• _TO BE DONE_
Write the next part of the goal-setting tips, picking up right after their final sentence.

• _SELECTED TEXT_
┄┄┄┄┄┄┄┄┄┄┄┄┄┄┄┄┄┄┄┄
Here are some tips for effective, stress-free goal setting:
1. Stretch Yourself …
While you want to avoid stress, there is little point bothering to set goals if you set the bar too low.
Deciding to get 100 Facebook fans for your shop Facebook page for example, is going to be relatively simple to achieve in 12 months – so better to stretch yourself and decide to reach 1000 Likes by the end of the year. This way even if you only get 60% of the way there you will have exceeded the initial low target by 500%!
2. … But Don’t Overwhelm Yourself
You are busy and dealing with increasing complexity every year (who needed a Facebook page 5 years ago?) so be careful not to do your own head in by setting so many goals that you end up getting frazzled and disappointed that you fell short of your expectations.
3. Set Measurable, Time-Bound Goals
Avoid vague goals like “sell more each month”. You will be much better served by setting specific, time-bound goals like “Increase turnover by 5% each month compared to the same month last year”. This way you know exactly what you are aiming for and can easily see if you are on track at any time.
4. Set the Right Type of Goals for Your Personality Type
According to psychologists, when it comes to which goals motivate us there are two types of people. The first group are motivated by goals that are optimistic and focussed around maximising gain. The second type are more motivated by pessimism and minimising loss. Despite the self-help rhetoric in favour of positive thinking, there is nothing wrong with either approach, depending on the circumstances.
An example of optimistic goal setting might be a goal that states: “This year I will work up my social media presence in order to increase online sales by 20%”.
An example of the pessimistic approach might be “In order to fend off the threat of declining bricks n’ mortar sales and to stop the competition from poaching my market share, the combination of which I estimate likely to cost me a 20% drop in sales in the coming year, I will put more effort into social media marketing.”
As you can see, both strategies mount to more or less the same thing (depending on whether the pessimist’s predictions come true), but some people will be more motivated by one than the other.
It is good to know which kind of person you are (optimistic or pessimistic) and which approach is more likely to serve you best.
Even if you are a positive thinker by nature, in some cases taking the pessimistic approach to goal setting can be more appropriate. Apparently, optimism tends to turn to discouragement quite easily. When someone who started out trying to gain something starts to feel that they are not “winning”, they are more likely to give up.
┄┄┄┄┄┄┄┄┄┄┄┄┄┄┄┄┄┄┄┄
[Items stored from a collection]
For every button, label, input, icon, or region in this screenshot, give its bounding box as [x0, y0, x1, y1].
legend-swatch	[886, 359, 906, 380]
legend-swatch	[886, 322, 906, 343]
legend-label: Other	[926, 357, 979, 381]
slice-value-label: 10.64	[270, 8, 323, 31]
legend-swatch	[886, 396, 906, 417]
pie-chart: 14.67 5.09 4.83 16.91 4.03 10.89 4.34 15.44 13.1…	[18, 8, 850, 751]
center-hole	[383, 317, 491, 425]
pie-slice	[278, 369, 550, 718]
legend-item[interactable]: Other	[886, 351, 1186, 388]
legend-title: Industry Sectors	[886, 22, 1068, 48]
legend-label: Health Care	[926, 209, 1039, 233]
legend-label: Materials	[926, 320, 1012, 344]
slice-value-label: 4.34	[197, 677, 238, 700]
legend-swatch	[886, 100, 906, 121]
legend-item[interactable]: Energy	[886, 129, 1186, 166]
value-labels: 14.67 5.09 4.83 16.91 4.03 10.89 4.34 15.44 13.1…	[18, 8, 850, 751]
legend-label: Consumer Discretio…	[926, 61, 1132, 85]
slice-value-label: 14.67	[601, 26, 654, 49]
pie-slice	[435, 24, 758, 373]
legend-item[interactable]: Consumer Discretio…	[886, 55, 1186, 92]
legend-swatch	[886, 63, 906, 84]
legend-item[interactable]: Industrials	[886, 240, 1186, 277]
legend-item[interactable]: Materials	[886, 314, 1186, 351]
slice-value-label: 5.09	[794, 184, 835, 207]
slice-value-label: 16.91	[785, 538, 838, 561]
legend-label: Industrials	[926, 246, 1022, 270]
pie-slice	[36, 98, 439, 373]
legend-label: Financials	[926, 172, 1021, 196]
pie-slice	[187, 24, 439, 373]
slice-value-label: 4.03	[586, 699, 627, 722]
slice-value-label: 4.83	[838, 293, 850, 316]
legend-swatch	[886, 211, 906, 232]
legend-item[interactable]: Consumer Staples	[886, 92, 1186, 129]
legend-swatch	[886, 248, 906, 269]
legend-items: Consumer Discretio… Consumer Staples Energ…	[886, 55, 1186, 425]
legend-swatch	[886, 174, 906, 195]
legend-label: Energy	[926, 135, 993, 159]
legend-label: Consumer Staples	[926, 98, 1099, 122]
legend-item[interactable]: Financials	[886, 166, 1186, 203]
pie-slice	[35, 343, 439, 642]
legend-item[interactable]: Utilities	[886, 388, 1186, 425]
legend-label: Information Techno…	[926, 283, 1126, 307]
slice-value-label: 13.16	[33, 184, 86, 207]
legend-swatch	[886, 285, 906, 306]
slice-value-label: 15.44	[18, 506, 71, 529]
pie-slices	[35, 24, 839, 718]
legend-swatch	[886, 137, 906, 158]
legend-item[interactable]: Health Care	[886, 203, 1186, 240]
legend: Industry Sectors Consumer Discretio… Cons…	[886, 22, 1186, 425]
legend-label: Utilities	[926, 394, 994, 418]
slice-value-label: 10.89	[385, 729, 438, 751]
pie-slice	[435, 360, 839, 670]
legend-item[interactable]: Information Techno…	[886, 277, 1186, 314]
┄┄┄┄┄┄┄┄┄┄┄┄┄┄┄┄┄┄┄┄
• _RESULT OF THE EXERCISE_
Conversely, pessimistic strategies based around the fear of loss often work in the opposite way; they motivate people to strive ever harder in the face of an increased likelihood of failure. People just tend to dig their heels in to try not to lose what they already have, thus increasing their probability of success through sheer determination, effort and persistence.
5. Go With Your Passion
When setting your goals, keep your passions in mind, because when it comes time to do the grunt work it’s your passion that will see you through. When you have a cold and a hundred mini-emergencies that need dealing with and the kids are giving you hell, it’s only passion that will make you sit down and do the work.
If your goals are all based around making you do stuff you hate, chances are it just won’t get done.
6. Write Your Goals Down and Review Them Regularly
This has nothing to do with anything woo-woo, it’s just that mentally stating your goals to yourself once doesn’t make as much sense as writing them down and reviewing them regularly. Doing this will serve to remind you of what it is you want most and what your strategy is for getting it.
7. Set Leverage Goals
Leverage goals are my little pet name for goals that allow you to keep your list of goals short and sweet because you know that if you achieve these goals, then you’re pretty much going to be on the right track across the board.
By choosing a limited number of ‘leverage goals’ you can avoid cluttering your mind up with a huge running list of goals. This will then help you to relax and get busy, safe in the knowledge that you’re pointing the ship in the right direction.